What the exercise asks: Both the line containing "Extract the structured" and the line containing "What's the underlying" are to be reproduced exactly, along with every line between them, and nothing more.

[start Exercise input]

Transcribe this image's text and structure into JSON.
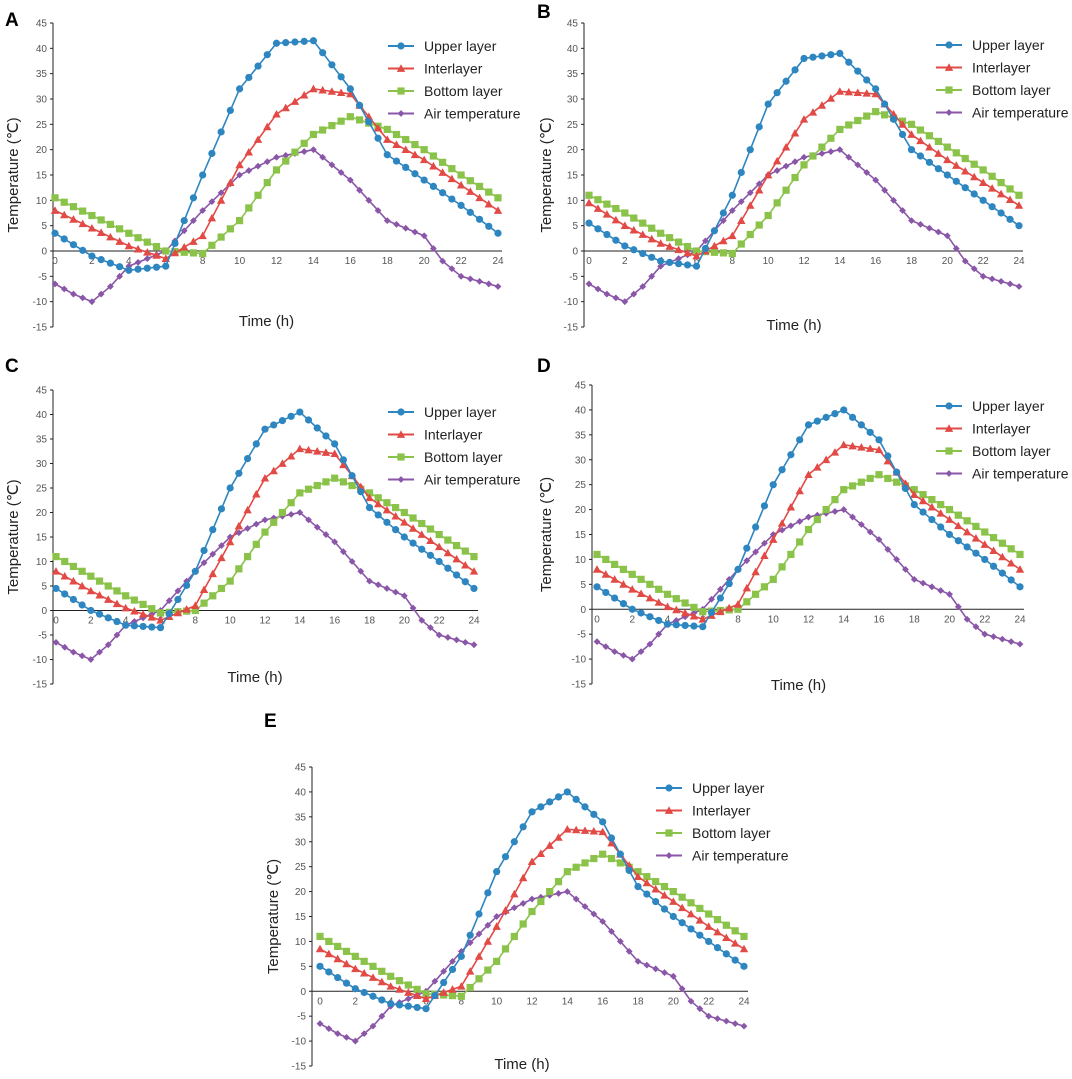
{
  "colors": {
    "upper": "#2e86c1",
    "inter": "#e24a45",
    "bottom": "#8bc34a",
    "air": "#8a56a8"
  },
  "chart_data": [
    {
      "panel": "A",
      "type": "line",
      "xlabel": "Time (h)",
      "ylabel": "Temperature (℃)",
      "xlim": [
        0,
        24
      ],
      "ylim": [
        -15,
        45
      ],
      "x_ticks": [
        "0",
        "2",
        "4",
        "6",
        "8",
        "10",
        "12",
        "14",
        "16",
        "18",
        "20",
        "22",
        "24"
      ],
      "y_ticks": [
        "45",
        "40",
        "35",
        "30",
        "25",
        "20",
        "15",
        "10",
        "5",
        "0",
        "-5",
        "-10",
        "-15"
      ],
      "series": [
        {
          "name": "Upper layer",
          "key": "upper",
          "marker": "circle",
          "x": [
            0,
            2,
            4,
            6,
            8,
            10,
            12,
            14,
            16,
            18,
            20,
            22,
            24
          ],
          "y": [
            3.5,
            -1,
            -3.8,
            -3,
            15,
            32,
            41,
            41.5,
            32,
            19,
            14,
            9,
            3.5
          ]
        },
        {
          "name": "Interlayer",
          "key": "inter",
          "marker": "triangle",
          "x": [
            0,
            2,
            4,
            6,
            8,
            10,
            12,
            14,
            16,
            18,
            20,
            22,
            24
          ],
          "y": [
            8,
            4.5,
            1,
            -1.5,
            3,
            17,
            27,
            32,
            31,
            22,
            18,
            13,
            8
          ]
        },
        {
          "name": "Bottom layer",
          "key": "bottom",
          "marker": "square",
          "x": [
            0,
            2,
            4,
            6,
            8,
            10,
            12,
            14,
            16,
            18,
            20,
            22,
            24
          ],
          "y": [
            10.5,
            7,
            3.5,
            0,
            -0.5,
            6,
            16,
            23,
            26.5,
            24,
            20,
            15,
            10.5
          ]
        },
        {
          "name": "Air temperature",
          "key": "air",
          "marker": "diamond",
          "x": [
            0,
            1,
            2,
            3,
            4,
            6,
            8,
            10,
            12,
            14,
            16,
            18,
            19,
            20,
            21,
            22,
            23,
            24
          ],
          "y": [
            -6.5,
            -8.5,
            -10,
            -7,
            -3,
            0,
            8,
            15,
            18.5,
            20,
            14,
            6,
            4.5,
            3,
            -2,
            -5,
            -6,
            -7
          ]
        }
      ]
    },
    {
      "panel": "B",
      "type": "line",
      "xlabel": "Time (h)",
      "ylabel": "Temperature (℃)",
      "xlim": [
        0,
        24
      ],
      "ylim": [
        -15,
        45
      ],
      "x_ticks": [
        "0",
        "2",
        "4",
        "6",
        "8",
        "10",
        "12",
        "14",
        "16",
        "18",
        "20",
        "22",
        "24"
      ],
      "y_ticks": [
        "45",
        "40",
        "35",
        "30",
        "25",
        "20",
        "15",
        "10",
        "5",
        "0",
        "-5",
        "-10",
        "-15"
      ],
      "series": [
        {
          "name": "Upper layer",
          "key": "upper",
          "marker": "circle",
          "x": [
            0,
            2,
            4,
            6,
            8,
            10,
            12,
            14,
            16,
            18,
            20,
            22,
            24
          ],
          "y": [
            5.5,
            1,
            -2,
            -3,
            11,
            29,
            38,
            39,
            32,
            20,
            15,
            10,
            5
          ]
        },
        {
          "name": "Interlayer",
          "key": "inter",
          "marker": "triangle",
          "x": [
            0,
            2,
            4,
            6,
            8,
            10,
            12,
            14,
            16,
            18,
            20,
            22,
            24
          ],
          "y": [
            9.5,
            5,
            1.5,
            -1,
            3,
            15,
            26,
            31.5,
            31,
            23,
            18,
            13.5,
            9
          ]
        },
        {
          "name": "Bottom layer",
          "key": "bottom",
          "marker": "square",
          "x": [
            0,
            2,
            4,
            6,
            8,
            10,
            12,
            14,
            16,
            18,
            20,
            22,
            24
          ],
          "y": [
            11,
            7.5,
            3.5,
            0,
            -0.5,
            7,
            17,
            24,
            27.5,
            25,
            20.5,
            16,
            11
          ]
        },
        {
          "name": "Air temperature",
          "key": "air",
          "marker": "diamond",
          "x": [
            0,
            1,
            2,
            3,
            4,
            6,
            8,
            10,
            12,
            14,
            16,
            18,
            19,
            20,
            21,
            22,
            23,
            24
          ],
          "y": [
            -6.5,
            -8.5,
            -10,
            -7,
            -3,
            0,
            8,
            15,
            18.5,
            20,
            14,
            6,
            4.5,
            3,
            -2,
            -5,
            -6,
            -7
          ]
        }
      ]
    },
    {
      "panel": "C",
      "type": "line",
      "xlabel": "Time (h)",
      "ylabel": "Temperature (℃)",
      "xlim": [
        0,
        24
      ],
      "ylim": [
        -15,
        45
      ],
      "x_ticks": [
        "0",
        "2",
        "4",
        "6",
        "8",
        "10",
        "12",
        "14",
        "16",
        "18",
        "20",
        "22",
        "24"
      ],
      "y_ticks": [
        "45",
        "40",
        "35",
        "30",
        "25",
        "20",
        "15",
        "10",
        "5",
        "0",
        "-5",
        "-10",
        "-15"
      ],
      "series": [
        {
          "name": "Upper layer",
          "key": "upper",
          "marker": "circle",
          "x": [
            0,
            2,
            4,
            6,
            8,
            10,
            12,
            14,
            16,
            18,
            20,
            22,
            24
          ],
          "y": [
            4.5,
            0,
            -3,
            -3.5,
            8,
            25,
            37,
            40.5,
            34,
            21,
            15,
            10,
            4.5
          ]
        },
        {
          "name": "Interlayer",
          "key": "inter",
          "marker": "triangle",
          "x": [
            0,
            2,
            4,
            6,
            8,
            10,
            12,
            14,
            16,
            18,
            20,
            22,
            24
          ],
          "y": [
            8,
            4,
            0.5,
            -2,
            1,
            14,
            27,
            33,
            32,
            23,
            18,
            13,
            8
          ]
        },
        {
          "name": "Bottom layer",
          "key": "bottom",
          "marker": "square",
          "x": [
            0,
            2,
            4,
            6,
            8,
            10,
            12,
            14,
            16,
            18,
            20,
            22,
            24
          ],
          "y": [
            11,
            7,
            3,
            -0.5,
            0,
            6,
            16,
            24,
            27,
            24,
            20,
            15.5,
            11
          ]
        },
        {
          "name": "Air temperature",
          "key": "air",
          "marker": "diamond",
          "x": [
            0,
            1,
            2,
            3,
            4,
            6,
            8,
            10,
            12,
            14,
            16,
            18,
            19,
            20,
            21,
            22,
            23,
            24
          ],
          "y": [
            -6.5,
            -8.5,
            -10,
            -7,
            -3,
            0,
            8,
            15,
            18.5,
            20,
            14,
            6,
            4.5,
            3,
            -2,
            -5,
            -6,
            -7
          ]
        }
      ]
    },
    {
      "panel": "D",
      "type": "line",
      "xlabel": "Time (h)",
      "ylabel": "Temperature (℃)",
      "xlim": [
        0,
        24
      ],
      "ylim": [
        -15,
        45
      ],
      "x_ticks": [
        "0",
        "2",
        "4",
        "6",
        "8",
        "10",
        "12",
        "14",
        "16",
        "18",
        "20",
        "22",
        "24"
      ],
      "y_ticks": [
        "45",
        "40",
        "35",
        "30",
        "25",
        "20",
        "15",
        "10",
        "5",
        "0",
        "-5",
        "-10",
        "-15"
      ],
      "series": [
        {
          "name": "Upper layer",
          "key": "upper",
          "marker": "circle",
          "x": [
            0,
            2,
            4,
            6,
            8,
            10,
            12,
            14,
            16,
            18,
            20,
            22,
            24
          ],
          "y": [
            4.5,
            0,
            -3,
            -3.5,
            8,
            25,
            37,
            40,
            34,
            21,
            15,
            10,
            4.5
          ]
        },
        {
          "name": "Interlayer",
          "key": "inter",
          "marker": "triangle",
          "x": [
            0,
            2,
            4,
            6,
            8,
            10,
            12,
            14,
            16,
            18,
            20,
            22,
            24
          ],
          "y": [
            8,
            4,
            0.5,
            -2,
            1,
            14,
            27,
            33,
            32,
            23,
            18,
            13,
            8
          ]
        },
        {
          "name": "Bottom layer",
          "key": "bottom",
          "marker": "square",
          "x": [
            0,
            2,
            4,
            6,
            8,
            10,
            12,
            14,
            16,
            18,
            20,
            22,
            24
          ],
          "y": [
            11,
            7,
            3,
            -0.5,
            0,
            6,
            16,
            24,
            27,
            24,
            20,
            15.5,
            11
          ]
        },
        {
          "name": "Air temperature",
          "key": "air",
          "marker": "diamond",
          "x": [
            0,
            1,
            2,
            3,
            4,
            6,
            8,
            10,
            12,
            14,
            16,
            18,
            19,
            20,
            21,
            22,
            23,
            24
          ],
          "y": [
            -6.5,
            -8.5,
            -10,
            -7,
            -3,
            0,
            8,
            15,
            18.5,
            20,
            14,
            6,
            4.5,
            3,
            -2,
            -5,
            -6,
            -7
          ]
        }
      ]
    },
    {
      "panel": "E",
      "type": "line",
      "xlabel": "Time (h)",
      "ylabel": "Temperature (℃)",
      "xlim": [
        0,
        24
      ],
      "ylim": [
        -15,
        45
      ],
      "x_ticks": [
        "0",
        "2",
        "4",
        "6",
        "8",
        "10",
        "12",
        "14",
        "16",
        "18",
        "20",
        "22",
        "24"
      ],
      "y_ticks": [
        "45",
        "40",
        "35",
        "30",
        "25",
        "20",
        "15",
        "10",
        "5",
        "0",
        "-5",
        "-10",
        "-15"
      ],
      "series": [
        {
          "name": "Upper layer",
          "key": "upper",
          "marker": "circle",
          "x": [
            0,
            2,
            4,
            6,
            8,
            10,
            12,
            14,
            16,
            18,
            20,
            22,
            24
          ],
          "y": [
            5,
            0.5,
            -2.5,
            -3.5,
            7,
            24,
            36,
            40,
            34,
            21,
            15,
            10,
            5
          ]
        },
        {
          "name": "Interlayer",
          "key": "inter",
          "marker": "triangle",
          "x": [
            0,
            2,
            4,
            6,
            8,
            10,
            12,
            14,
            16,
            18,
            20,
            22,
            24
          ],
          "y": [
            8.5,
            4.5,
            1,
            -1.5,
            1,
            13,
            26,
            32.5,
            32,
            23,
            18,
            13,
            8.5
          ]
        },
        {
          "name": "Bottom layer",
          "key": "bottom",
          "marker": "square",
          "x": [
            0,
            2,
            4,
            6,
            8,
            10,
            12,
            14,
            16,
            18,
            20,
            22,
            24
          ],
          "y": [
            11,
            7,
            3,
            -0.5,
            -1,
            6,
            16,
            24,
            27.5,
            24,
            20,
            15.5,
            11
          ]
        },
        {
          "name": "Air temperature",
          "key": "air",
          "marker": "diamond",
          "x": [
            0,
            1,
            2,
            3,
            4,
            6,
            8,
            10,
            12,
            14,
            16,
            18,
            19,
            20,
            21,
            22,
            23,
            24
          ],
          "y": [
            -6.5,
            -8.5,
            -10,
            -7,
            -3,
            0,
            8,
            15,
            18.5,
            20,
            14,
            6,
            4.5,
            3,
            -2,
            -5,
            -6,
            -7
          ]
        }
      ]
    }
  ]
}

[end Exercise input]
[start Exercise input]

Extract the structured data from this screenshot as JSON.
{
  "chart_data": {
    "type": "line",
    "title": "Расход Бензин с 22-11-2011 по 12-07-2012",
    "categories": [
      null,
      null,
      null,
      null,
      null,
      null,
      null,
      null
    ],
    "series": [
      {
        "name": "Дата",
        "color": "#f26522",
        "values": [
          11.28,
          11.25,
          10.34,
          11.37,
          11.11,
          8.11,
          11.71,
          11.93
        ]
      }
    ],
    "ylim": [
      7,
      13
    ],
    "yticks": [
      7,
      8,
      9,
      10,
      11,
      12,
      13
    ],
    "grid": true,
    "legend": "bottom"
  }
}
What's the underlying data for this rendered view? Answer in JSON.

[end Exercise input]
[start Exercise input]

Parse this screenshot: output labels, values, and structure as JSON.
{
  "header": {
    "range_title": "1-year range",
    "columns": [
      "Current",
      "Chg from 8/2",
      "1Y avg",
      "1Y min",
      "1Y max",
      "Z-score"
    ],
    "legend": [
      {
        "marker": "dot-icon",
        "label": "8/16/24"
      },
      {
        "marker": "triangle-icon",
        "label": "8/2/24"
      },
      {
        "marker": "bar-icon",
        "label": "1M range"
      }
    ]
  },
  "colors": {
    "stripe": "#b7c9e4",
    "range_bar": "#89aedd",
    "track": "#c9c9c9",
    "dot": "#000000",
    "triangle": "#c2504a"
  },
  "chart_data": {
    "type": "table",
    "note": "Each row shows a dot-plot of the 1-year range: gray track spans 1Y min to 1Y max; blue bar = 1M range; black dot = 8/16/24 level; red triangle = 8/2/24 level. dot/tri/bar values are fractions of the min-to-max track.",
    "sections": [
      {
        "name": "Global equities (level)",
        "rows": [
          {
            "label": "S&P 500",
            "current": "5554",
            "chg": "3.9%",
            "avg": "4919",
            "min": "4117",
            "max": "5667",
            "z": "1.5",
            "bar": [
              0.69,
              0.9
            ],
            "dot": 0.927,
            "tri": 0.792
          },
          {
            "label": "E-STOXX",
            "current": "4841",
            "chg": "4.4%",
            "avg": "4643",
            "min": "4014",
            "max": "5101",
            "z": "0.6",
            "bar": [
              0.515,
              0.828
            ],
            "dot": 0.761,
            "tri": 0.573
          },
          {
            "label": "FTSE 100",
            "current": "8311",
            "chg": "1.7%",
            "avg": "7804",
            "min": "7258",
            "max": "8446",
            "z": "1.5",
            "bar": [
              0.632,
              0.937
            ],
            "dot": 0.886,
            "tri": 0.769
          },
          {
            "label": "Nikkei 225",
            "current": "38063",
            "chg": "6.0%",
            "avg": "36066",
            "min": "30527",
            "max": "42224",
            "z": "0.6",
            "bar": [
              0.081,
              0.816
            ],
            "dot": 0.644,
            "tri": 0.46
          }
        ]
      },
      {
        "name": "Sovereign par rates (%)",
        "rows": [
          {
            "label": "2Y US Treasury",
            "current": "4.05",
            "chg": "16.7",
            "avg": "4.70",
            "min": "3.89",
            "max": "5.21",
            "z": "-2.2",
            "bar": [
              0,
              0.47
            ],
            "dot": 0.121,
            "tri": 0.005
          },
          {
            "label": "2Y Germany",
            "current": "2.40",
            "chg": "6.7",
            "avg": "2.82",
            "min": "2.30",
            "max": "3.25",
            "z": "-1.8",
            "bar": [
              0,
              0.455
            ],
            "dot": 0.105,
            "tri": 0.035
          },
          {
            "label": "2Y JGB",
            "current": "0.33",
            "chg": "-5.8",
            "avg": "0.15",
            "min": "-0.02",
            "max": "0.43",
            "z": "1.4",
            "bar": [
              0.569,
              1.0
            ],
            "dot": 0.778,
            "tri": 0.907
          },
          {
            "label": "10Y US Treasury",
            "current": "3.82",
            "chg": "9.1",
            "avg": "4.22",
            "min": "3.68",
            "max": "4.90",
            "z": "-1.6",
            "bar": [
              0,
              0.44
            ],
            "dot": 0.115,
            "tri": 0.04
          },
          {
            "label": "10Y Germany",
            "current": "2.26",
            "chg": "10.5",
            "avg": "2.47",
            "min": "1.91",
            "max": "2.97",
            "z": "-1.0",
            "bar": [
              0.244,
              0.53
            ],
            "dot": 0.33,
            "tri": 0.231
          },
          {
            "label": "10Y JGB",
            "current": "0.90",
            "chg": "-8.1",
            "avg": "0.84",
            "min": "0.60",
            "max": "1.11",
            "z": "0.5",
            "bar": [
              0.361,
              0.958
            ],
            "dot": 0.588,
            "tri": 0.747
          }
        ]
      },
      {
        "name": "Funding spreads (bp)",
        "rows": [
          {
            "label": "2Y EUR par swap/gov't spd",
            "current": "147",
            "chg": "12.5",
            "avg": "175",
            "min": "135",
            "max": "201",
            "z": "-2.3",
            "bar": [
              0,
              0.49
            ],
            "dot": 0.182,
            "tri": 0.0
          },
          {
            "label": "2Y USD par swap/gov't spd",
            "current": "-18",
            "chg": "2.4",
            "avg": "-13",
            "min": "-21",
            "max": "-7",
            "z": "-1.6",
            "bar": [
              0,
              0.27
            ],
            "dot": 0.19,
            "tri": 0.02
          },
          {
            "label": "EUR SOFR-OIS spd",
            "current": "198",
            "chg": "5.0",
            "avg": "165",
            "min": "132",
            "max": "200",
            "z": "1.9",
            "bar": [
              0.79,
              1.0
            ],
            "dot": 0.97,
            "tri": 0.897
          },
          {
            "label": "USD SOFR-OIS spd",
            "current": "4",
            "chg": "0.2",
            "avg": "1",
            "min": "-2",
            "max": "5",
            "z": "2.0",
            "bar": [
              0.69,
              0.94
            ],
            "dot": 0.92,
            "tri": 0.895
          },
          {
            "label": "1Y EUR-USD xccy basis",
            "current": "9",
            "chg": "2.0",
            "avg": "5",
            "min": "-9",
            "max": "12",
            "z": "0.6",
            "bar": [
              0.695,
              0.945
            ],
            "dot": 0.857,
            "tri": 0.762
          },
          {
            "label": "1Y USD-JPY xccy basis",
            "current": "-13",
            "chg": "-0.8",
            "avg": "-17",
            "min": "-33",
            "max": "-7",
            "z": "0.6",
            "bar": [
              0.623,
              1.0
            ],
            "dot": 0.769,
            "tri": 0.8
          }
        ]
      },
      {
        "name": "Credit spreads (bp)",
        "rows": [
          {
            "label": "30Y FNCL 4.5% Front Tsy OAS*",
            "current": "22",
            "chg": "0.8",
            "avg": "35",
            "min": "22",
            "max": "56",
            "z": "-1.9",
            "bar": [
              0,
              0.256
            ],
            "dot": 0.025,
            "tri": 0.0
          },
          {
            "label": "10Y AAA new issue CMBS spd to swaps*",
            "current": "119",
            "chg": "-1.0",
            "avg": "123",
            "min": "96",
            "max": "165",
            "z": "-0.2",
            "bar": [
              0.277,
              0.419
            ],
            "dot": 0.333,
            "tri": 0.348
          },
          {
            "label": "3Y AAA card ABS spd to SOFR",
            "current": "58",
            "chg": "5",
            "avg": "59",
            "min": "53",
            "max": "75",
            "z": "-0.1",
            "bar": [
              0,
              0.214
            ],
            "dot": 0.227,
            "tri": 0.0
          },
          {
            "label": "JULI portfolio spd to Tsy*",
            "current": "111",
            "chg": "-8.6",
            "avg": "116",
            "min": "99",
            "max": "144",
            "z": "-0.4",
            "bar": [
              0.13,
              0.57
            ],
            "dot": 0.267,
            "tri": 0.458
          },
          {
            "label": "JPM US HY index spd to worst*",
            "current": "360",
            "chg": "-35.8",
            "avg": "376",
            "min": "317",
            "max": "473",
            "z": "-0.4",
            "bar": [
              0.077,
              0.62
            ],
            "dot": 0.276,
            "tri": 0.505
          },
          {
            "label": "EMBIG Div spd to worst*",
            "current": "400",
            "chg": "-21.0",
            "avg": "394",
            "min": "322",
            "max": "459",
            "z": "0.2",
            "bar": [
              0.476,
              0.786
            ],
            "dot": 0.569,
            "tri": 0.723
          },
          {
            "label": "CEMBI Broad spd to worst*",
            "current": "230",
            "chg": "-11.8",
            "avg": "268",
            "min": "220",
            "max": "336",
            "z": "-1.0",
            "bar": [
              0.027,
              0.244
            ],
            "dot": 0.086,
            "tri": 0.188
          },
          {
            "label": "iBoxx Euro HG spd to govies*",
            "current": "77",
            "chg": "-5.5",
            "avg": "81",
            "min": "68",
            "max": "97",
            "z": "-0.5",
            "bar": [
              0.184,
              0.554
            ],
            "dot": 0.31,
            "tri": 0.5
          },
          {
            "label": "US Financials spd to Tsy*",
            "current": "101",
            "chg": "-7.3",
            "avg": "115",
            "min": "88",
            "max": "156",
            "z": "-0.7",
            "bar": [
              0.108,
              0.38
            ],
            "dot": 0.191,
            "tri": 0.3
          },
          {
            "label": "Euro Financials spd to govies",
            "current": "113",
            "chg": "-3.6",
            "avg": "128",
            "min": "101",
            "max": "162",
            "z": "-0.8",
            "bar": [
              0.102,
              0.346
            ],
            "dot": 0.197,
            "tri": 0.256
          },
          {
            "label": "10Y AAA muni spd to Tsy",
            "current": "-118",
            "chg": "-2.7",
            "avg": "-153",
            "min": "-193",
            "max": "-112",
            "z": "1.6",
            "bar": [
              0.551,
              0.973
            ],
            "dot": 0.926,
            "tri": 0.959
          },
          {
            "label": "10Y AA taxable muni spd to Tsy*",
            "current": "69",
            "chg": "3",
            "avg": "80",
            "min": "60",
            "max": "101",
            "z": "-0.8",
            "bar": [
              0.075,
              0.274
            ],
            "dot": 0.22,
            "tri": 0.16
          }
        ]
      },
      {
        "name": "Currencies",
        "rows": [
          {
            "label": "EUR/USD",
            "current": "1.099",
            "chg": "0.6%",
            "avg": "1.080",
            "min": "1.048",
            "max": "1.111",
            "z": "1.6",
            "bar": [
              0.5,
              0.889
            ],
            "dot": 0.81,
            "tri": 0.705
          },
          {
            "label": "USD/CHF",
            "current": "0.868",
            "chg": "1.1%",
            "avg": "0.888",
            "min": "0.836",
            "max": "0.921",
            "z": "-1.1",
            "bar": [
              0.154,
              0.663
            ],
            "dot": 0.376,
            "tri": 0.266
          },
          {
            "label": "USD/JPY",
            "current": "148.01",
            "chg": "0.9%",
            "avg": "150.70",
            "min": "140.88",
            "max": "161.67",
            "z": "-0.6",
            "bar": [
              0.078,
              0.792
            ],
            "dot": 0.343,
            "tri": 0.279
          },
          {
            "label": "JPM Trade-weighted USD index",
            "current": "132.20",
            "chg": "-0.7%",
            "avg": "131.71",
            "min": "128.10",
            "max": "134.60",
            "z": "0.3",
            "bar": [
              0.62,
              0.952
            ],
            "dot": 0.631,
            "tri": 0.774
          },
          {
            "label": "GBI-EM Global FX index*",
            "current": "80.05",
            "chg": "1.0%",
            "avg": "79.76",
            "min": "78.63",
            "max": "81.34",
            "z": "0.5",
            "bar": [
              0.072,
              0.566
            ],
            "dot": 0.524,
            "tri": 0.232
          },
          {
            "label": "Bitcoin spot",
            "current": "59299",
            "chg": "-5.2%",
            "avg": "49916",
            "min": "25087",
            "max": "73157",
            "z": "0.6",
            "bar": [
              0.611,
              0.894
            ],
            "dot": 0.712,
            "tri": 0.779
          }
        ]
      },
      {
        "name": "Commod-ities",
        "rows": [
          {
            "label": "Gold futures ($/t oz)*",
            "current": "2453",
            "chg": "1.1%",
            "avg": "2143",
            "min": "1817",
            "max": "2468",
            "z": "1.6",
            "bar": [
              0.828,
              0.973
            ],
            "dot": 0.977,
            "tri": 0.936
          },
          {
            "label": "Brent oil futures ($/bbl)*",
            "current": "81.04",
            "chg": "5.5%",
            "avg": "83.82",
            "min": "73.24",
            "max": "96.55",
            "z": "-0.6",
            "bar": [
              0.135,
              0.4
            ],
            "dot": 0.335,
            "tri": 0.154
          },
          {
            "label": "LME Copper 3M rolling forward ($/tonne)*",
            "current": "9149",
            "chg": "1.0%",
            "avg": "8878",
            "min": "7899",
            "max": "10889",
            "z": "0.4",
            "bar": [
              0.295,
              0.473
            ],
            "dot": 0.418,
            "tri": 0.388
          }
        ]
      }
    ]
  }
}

[end Exercise input]

Exercise result:
Extract the structured data from this screenshot as JSON.
{
  "chart_data": {
    "type": "line",
    "title": "Расход Бензин с 22-11-2011 по 12-07-2012",
    "categories": [
      null,
      null,
      null,
      null,
      null,
      null,
      null,
      null
    ],
    "series": [
      {
        "name": "Дата",
        "color": "#f26522",
        "values": [
          11.28,
          11.25,
          10.34,
          11.37,
          11.11,
          8.11,
          11.71,
          11.93
        ]
      }
    ],
    "ylim": [
      7,
      13
    ],
    "yticks": [
      7,
      8,
      9,
      10,
      11,
      12,
      13
    ],
    "grid": true,
    "legend": "bottom"
  }
}
What's the underlying data for this rendered view? Answer in JSON.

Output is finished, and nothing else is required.